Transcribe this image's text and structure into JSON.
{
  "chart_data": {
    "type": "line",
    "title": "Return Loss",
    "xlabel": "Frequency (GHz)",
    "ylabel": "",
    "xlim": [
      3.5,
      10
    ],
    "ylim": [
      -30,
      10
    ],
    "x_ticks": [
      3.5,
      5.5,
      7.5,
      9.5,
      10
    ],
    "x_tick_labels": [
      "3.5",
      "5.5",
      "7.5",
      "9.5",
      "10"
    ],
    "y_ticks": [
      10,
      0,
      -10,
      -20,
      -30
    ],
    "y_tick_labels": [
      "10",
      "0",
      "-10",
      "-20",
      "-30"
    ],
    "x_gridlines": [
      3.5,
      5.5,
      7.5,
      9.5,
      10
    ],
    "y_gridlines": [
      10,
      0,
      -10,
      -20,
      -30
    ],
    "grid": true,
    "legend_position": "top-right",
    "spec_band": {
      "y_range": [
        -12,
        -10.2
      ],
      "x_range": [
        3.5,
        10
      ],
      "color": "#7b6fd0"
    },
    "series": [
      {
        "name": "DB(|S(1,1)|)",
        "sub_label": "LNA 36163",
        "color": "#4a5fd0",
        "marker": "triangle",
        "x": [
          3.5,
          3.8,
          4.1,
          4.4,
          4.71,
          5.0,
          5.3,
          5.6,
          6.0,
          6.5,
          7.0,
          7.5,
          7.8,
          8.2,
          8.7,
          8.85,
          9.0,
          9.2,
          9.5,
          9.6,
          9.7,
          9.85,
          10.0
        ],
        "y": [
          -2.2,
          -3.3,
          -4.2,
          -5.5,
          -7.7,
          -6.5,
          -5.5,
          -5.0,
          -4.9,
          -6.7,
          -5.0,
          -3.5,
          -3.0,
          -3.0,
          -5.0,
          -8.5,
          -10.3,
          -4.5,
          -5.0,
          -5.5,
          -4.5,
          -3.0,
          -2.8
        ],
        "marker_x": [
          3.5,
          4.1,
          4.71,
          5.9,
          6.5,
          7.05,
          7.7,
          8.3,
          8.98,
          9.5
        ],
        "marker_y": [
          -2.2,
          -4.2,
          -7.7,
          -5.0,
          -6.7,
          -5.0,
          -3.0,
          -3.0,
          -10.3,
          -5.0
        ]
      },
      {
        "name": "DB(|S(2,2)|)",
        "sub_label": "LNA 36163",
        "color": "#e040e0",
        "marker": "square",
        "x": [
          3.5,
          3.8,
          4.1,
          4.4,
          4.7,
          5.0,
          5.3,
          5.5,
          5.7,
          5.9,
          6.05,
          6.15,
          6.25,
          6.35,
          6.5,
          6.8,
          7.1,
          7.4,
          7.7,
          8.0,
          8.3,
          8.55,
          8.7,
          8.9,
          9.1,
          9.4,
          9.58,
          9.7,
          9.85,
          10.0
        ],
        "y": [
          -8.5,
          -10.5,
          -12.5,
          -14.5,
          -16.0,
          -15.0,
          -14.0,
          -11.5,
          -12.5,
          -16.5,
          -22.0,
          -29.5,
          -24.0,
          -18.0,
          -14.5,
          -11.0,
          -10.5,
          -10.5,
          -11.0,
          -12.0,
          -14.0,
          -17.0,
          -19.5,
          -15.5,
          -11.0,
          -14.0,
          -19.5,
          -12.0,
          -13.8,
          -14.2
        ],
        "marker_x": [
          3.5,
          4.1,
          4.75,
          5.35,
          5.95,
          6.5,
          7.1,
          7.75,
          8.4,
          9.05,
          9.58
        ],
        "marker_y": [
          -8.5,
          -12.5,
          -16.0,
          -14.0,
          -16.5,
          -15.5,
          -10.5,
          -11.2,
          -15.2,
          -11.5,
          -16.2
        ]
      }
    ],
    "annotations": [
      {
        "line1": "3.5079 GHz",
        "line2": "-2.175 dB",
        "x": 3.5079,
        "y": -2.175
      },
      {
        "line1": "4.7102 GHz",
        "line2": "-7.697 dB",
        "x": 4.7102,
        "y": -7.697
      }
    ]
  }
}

--*--

- **Required work**: Repeat every entry exactly, please.

- **Final result**:
Transcribe this image's text and structure into JSON.
{
  "chart_data": {
    "type": "line",
    "title": "Return Loss",
    "xlabel": "Frequency (GHz)",
    "ylabel": "",
    "xlim": [
      3.5,
      10
    ],
    "ylim": [
      -30,
      10
    ],
    "x_ticks": [
      3.5,
      5.5,
      7.5,
      9.5,
      10
    ],
    "x_tick_labels": [
      "3.5",
      "5.5",
      "7.5",
      "9.5",
      "10"
    ],
    "y_ticks": [
      10,
      0,
      -10,
      -20,
      -30
    ],
    "y_tick_labels": [
      "10",
      "0",
      "-10",
      "-20",
      "-30"
    ],
    "x_gridlines": [
      3.5,
      5.5,
      7.5,
      9.5,
      10
    ],
    "y_gridlines": [
      10,
      0,
      -10,
      -20,
      -30
    ],
    "grid": true,
    "legend_position": "top-right",
    "spec_band": {
      "y_range": [
        -12,
        -10.2
      ],
      "x_range": [
        3.5,
        10
      ],
      "color": "#7b6fd0"
    },
    "series": [
      {
        "name": "DB(|S(1,1)|)",
        "sub_label": "LNA 36163",
        "color": "#4a5fd0",
        "marker": "triangle",
        "x": [
          3.5,
          3.8,
          4.1,
          4.4,
          4.71,
          5.0,
          5.3,
          5.6,
          6.0,
          6.5,
          7.0,
          7.5,
          7.8,
          8.2,
          8.7,
          8.85,
          9.0,
          9.2,
          9.5,
          9.6,
          9.7,
          9.85,
          10.0
        ],
        "y": [
          -2.2,
          -3.3,
          -4.2,
          -5.5,
          -7.7,
          -6.5,
          -5.5,
          -5.0,
          -4.9,
          -6.7,
          -5.0,
          -3.5,
          -3.0,
          -3.0,
          -5.0,
          -8.5,
          -10.3,
          -4.5,
          -5.0,
          -5.5,
          -4.5,
          -3.0,
          -2.8
        ],
        "marker_x": [
          3.5,
          4.1,
          4.71,
          5.9,
          6.5,
          7.05,
          7.7,
          8.3,
          8.98,
          9.5
        ],
        "marker_y": [
          -2.2,
          -4.2,
          -7.7,
          -5.0,
          -6.7,
          -5.0,
          -3.0,
          -3.0,
          -10.3,
          -5.0
        ]
      },
      {
        "name": "DB(|S(2,2)|)",
        "sub_label": "LNA 36163",
        "color": "#e040e0",
        "marker": "square",
        "x": [
          3.5,
          3.8,
          4.1,
          4.4,
          4.7,
          5.0,
          5.3,
          5.5,
          5.7,
          5.9,
          6.05,
          6.15,
          6.25,
          6.35,
          6.5,
          6.8,
          7.1,
          7.4,
          7.7,
          8.0,
          8.3,
          8.55,
          8.7,
          8.9,
          9.1,
          9.4,
          9.58,
          9.7,
          9.85,
          10.0
        ],
        "y": [
          -8.5,
          -10.5,
          -12.5,
          -14.5,
          -16.0,
          -15.0,
          -14.0,
          -11.5,
          -12.5,
          -16.5,
          -22.0,
          -29.5,
          -24.0,
          -18.0,
          -14.5,
          -11.0,
          -10.5,
          -10.5,
          -11.0,
          -12.0,
          -14.0,
          -17.0,
          -19.5,
          -15.5,
          -11.0,
          -14.0,
          -19.5,
          -12.0,
          -13.8,
          -14.2
        ],
        "marker_x": [
          3.5,
          4.1,
          4.75,
          5.35,
          5.95,
          6.5,
          7.1,
          7.75,
          8.4,
          9.05,
          9.58
        ],
        "marker_y": [
          -8.5,
          -12.5,
          -16.0,
          -14.0,
          -16.5,
          -15.5,
          -10.5,
          -11.2,
          -15.2,
          -11.5,
          -16.2
        ]
      }
    ],
    "annotations": [
      {
        "line1": "3.5079 GHz",
        "line2": "-2.175 dB",
        "x": 3.5079,
        "y": -2.175
      },
      {
        "line1": "4.7102 GHz",
        "line2": "-7.697 dB",
        "x": 4.7102,
        "y": -7.697
      }
    ]
  }
}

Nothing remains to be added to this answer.